[Stored records]

----

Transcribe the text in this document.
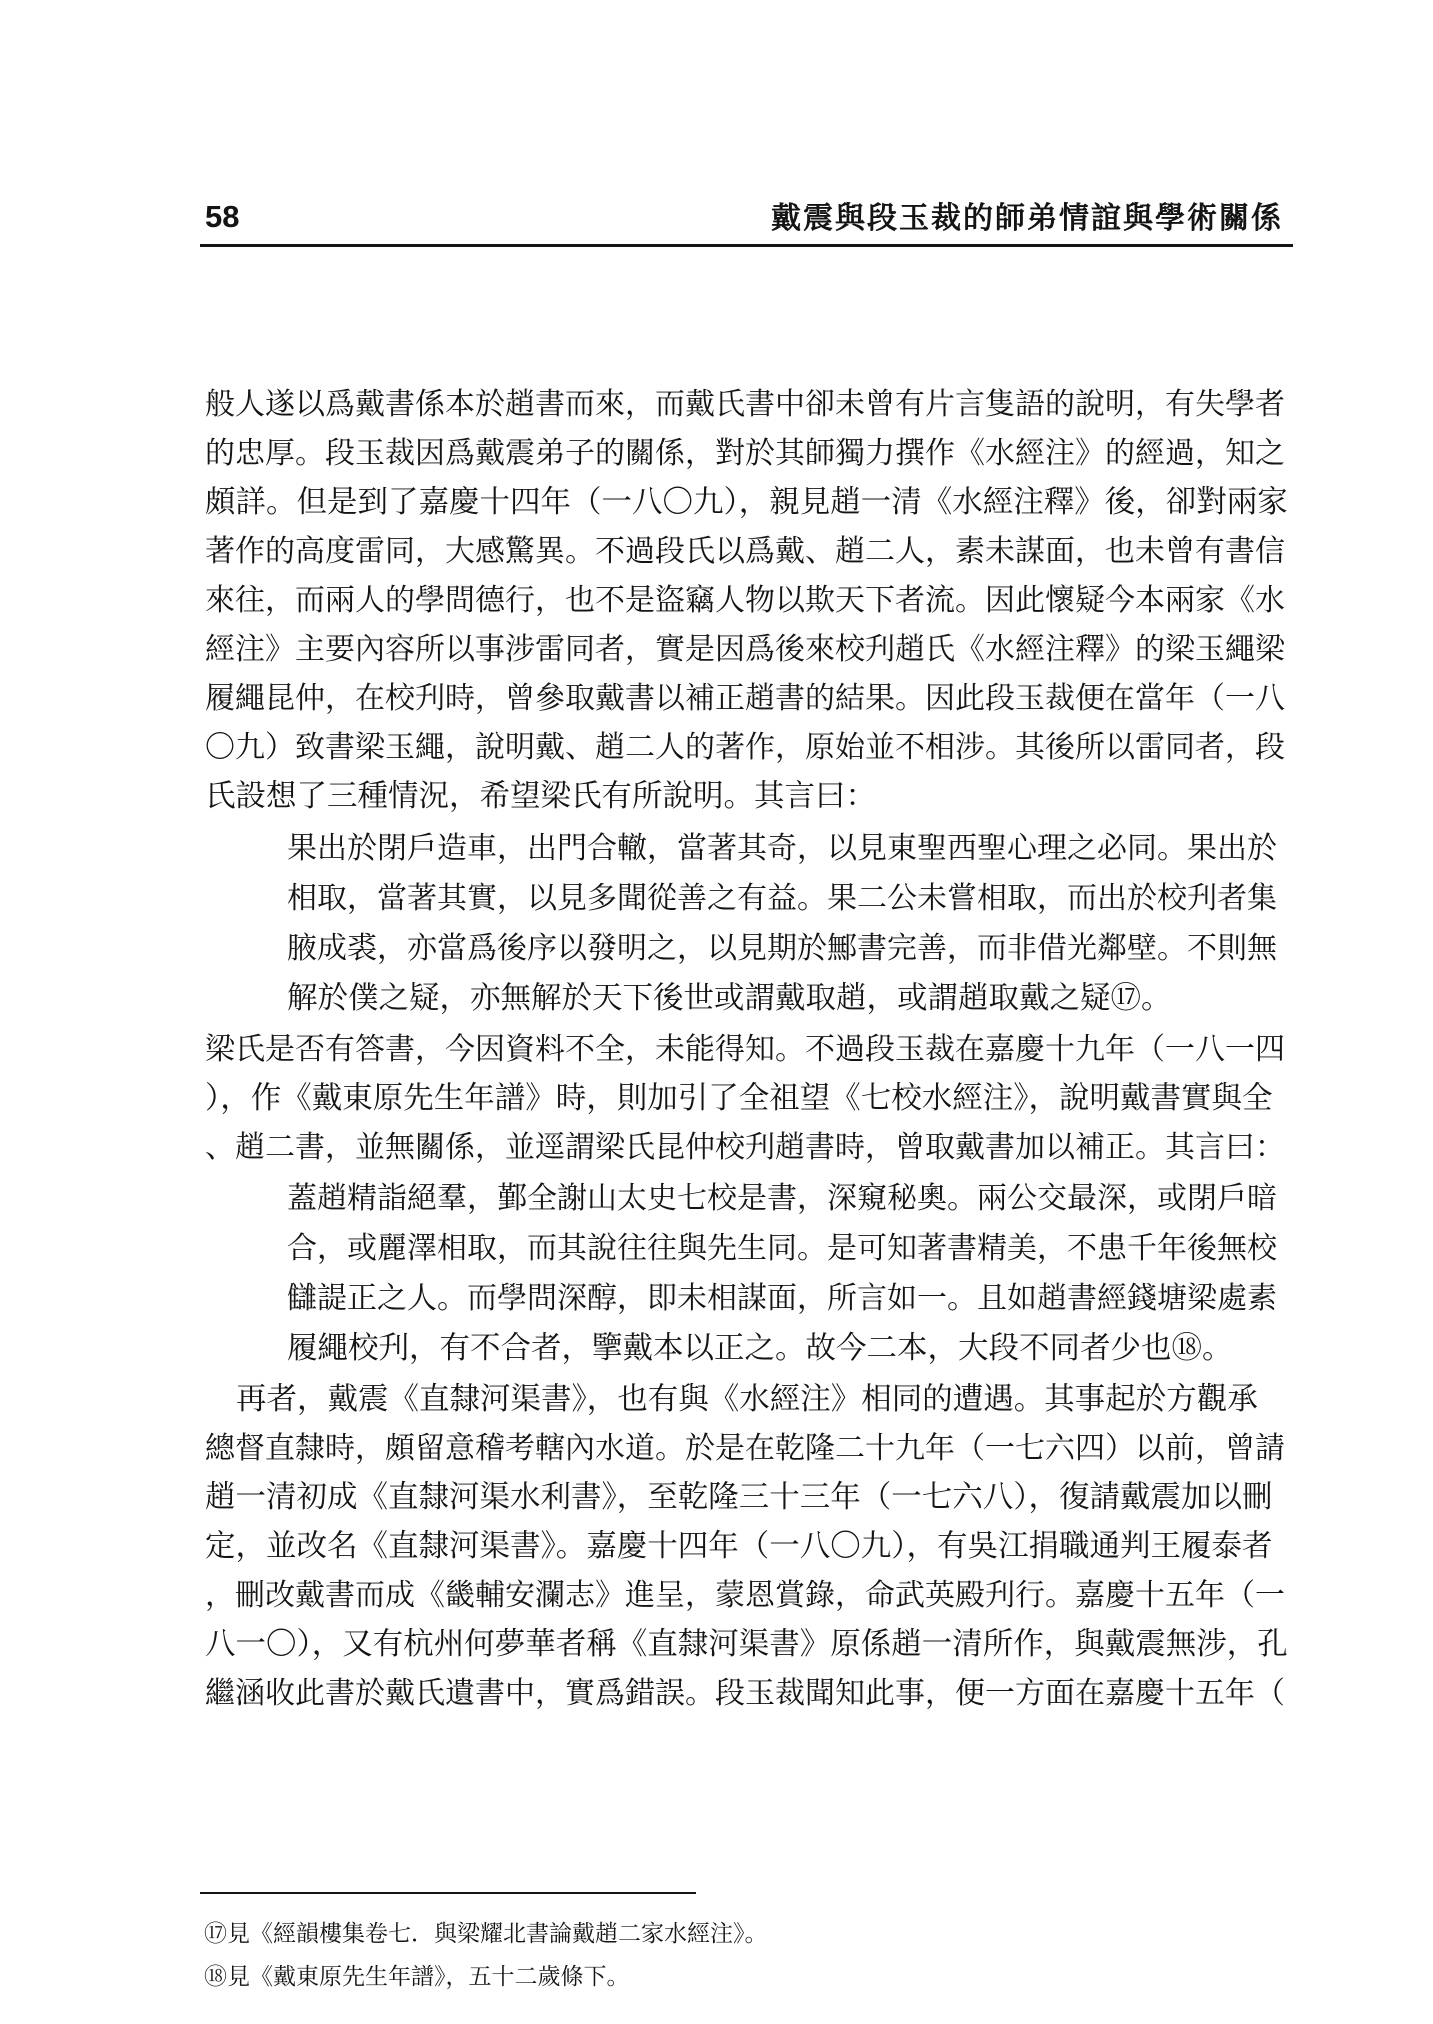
58	戴震與段玉裁的師弟情誼與學術關係
般人遂以爲戴書係本於趙書而來，而戴氏書中卻未曾有片言隻語的說明，有失學者
的忠厚。段玉裁因爲戴震弟子的關係，對於其師獨力撰作《水經注》的經過，知之
頗詳。但是到了嘉慶十四年（一八〇九），親見趙一清《水經注釋》後，卻對兩家
著作的高度雷同，大感驚異。不過段氏以爲戴、趙二人，素未謀面，也未曾有書信
來往，而兩人的學問德行，也不是盜竊人物以欺天下者流。因此懷疑今本兩家《水
經注》主要內容所以事涉雷同者，實是因爲後來校刋趙氏《水經注釋》的梁玉繩梁
履繩昆仲，在校刋時，曾參取戴書以補正趙書的結果。因此段玉裁便在當年（一八
〇九）致書梁玉繩，說明戴、趙二人的著作，原始並不相涉。其後所以雷同者，段
氏設想了三種情況，希望梁氏有所說明。其言曰：
果出於閉戶造車，出門合轍，當著其奇，以見東聖西聖心理之必同。果出於
相取，當著其實，以見多聞從善之有益。果二公未嘗相取，而出於校刋者集
腋成裘，亦當爲後序以發明之，以見期於鄦書完善，而非借光鄰壁。不則無
解於僕之疑，亦無解於天下後世或謂戴取趙，或謂趙取戴之疑⑰。
梁氏是否有答書，今因資料不全，未能得知。不過段玉裁在嘉慶十九年（一八一四
），作《戴東原先生年譜》時，則加引了全祖望《七校水經注》，說明戴書實與全
、趙二書，並無關係，並逕謂梁氏昆仲校刋趙書時，曾取戴書加以補正。其言曰：
蓋趙精詣絕羣，鄞全謝山太史七校是書，深窺秘奧。兩公交最深，或閉戶暗
合，或麗澤相取，而其說往往與先生同。是可知著書精美，不患千年後無校
讎諟正之人。而學問深醇，即未相謀面，所言如一。且如趙書經錢塘梁處素
履繩校刋，有不合者，擥戴本以正之。故今二本，大段不同者少也⑱。
再者，戴震《直隸河渠書》，也有與《水經注》相同的遭遇。其事起於方觀承
總督直隸時，頗留意稽考轄內水道。於是在乾隆二十九年（一七六四）以前，曾請
趙一清初成《直隸河渠水利書》，至乾隆三十三年（一七六八），復請戴震加以刪
定，並改名《直隸河渠書》。嘉慶十四年（一八〇九），有吳江捐職通判王履泰者
，刪改戴書而成《畿輔安瀾志》進呈，蒙恩賞錄，命武英殿刋行。嘉慶十五年（一
八一〇），又有杭州何夢華者稱《直隸河渠書》原係趙一清所作，與戴震無涉，孔
繼涵收此書於戴氏遺書中，實爲錯誤。段玉裁聞知此事，便一方面在嘉慶十五年（
⑰見《經韻樓集卷七．與梁耀北書論戴趙二家水經注》。
⑱見《戴東原先生年譜》，五十二歲條下。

----

Work instructions —
Output all of the data exactly as it stands, minus any images.

Full answer —
Transcribe the text in this document.
58	戴震與段玉裁的師弟情誼與學術關係
般人遂以爲戴書係本於趙書而來，而戴氏書中卻未曾有片言隻語的說明，有失學者
的忠厚。段玉裁因爲戴震弟子的關係，對於其師獨力撰作《水經注》的經過，知之
頗詳。但是到了嘉慶十四年（一八〇九），親見趙一清《水經注釋》後，卻對兩家
著作的高度雷同，大感驚異。不過段氏以爲戴、趙二人，素未謀面，也未曾有書信
來往，而兩人的學問德行，也不是盜竊人物以欺天下者流。因此懷疑今本兩家《水
經注》主要內容所以事涉雷同者，實是因爲後來校刋趙氏《水經注釋》的梁玉繩梁
履繩昆仲，在校刋時，曾參取戴書以補正趙書的結果。因此段玉裁便在當年（一八
〇九）致書梁玉繩，說明戴、趙二人的著作，原始並不相涉。其後所以雷同者，段
氏設想了三種情況，希望梁氏有所說明。其言曰：
果出於閉戶造車，出門合轍，當著其奇，以見東聖西聖心理之必同。果出於
相取，當著其實，以見多聞從善之有益。果二公未嘗相取，而出於校刋者集
腋成裘，亦當爲後序以發明之，以見期於鄦書完善，而非借光鄰壁。不則無
解於僕之疑，亦無解於天下後世或謂戴取趙，或謂趙取戴之疑⑰。
梁氏是否有答書，今因資料不全，未能得知。不過段玉裁在嘉慶十九年（一八一四
），作《戴東原先生年譜》時，則加引了全祖望《七校水經注》，說明戴書實與全
、趙二書，並無關係，並逕謂梁氏昆仲校刋趙書時，曾取戴書加以補正。其言曰：
蓋趙精詣絕羣，鄞全謝山太史七校是書，深窺秘奧。兩公交最深，或閉戶暗
合，或麗澤相取，而其說往往與先生同。是可知著書精美，不患千年後無校
讎諟正之人。而學問深醇，即未相謀面，所言如一。且如趙書經錢塘梁處素
履繩校刋，有不合者，擥戴本以正之。故今二本，大段不同者少也⑱。
再者，戴震《直隸河渠書》，也有與《水經注》相同的遭遇。其事起於方觀承
總督直隸時，頗留意稽考轄內水道。於是在乾隆二十九年（一七六四）以前，曾請
趙一清初成《直隸河渠水利書》，至乾隆三十三年（一七六八），復請戴震加以刪
定，並改名《直隸河渠書》。嘉慶十四年（一八〇九），有吳江捐職通判王履泰者
，刪改戴書而成《畿輔安瀾志》進呈，蒙恩賞錄，命武英殿刋行。嘉慶十五年（一
八一〇），又有杭州何夢華者稱《直隸河渠書》原係趙一清所作，與戴震無涉，孔
繼涵收此書於戴氏遺書中，實爲錯誤。段玉裁聞知此事，便一方面在嘉慶十五年（
⑰見《經韻樓集卷七．與梁耀北書論戴趙二家水經注》。
⑱見《戴東原先生年譜》，五十二歲條下。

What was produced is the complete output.